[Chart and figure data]
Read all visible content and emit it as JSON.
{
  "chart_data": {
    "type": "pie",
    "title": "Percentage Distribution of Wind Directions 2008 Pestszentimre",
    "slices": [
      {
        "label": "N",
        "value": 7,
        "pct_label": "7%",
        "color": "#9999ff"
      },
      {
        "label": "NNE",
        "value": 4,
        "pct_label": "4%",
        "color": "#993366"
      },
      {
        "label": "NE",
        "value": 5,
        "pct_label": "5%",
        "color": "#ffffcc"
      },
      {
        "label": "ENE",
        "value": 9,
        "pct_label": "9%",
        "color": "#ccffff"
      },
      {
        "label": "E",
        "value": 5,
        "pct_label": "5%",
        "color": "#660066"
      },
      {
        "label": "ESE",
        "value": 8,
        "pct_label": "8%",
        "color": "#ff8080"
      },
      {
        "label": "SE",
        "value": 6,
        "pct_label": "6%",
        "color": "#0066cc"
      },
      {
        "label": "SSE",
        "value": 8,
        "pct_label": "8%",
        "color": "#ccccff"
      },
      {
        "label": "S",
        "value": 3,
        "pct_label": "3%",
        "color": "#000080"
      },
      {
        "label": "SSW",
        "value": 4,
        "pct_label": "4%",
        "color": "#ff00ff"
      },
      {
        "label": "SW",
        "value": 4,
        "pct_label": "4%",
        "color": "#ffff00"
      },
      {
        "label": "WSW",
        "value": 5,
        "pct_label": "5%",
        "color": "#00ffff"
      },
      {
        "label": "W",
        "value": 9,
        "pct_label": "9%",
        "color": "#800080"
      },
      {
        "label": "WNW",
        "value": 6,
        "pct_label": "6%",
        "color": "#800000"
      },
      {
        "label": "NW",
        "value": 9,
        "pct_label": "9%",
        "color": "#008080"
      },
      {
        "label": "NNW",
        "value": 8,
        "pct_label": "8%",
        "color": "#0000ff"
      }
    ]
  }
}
---
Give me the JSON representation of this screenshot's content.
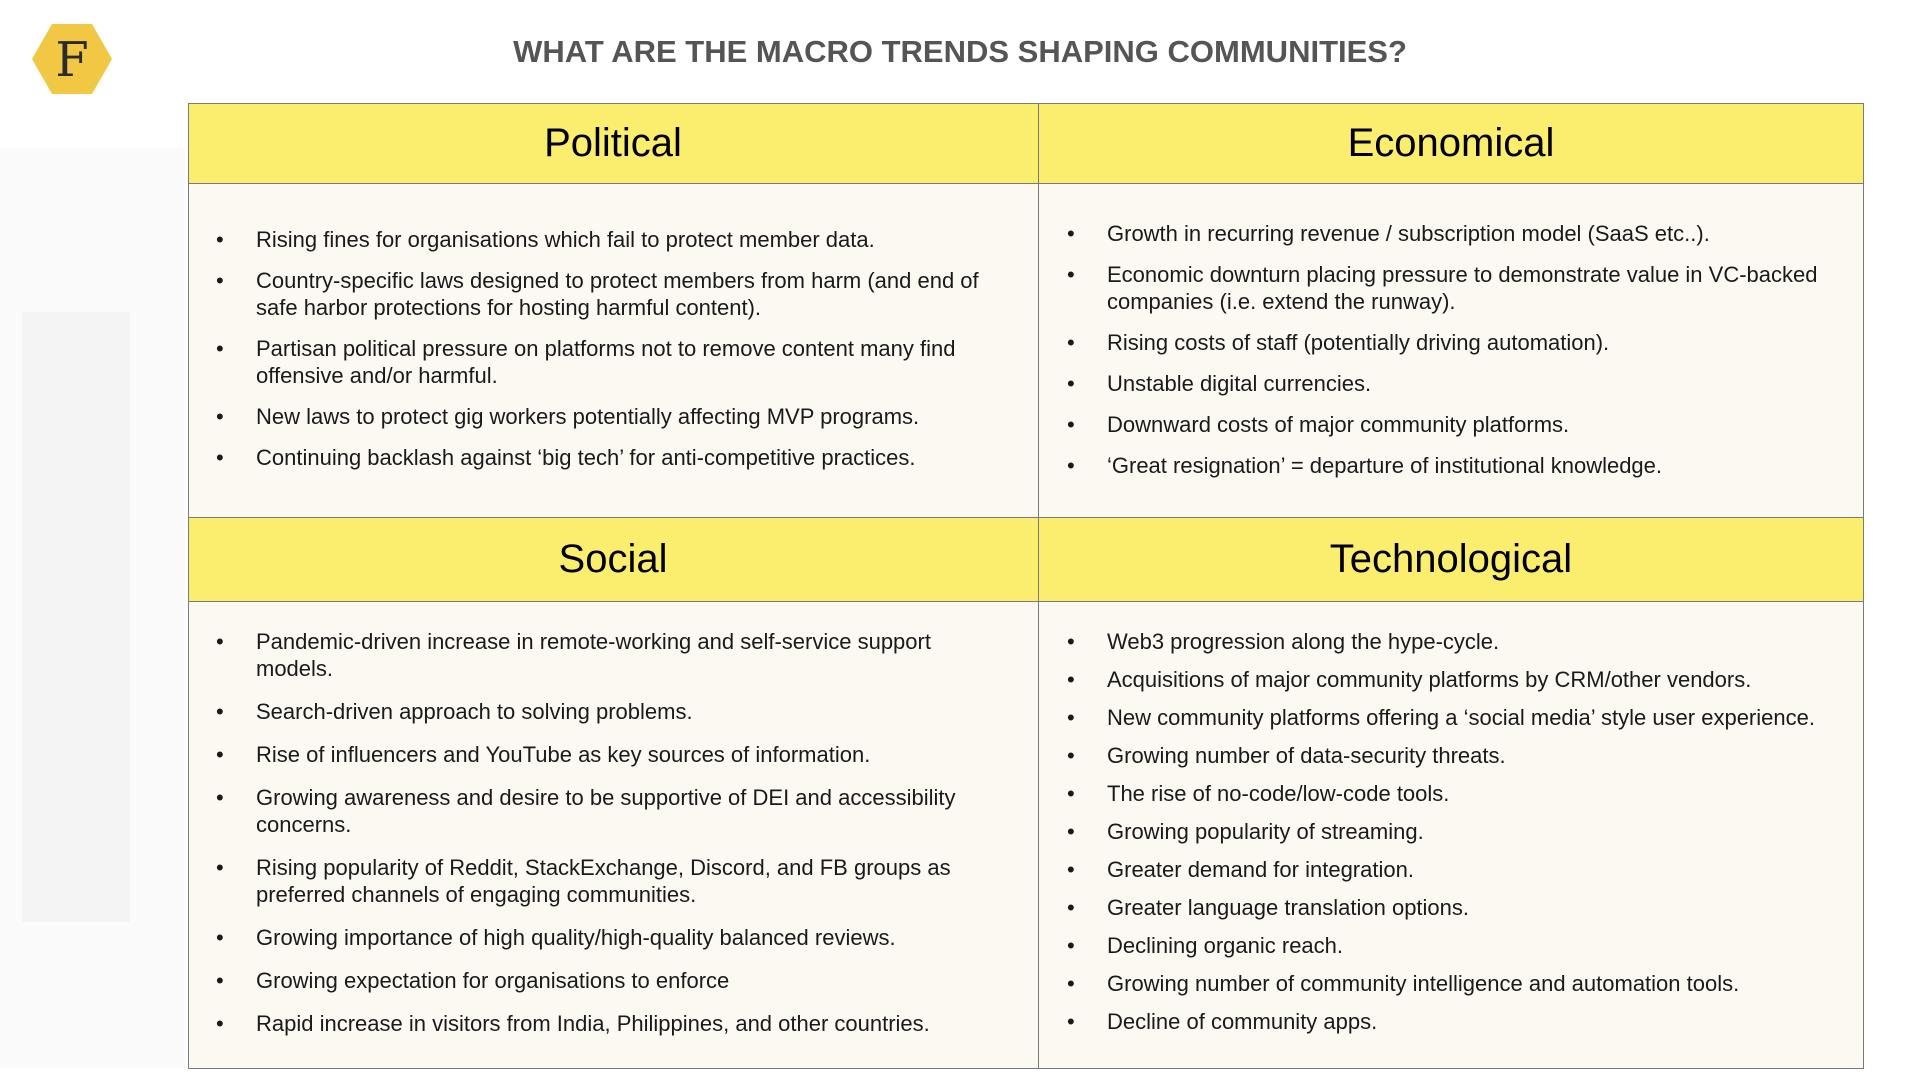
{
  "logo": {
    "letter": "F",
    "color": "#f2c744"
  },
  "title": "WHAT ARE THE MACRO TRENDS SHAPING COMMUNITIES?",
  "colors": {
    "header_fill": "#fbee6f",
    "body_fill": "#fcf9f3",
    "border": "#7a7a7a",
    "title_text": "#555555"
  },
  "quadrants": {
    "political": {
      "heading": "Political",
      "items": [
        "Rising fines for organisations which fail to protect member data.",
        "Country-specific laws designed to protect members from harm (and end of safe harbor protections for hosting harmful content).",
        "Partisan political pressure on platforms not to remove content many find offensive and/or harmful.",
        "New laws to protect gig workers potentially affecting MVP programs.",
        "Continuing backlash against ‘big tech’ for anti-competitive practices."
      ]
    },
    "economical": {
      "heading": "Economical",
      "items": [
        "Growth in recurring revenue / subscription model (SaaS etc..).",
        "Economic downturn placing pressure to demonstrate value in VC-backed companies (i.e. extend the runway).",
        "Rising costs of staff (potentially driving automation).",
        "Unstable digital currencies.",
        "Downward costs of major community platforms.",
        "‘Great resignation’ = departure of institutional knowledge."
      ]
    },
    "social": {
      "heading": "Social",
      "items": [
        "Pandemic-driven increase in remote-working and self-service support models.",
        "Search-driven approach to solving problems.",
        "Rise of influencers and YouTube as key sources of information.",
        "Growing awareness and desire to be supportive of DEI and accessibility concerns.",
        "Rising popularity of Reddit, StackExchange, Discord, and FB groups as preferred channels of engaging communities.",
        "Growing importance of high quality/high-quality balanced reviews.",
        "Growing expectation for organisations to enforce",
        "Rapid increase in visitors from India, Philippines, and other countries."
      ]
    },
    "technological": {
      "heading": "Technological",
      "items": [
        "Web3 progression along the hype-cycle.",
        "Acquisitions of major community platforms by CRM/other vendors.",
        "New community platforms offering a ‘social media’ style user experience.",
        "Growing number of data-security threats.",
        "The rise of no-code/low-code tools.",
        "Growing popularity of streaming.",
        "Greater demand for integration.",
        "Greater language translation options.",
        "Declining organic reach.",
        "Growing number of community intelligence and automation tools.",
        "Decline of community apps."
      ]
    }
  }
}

* **Work required**
Identify every line holding the word "protect" and copy it out.

* **The completed task**
        "Rising fines for organisations which fail to protect member data.",
        "Country-specific laws designed to protect members from harm (and end of safe harbor protections for hosting harmful content).",
        "New laws to protect gig workers potentially affecting MVP programs.",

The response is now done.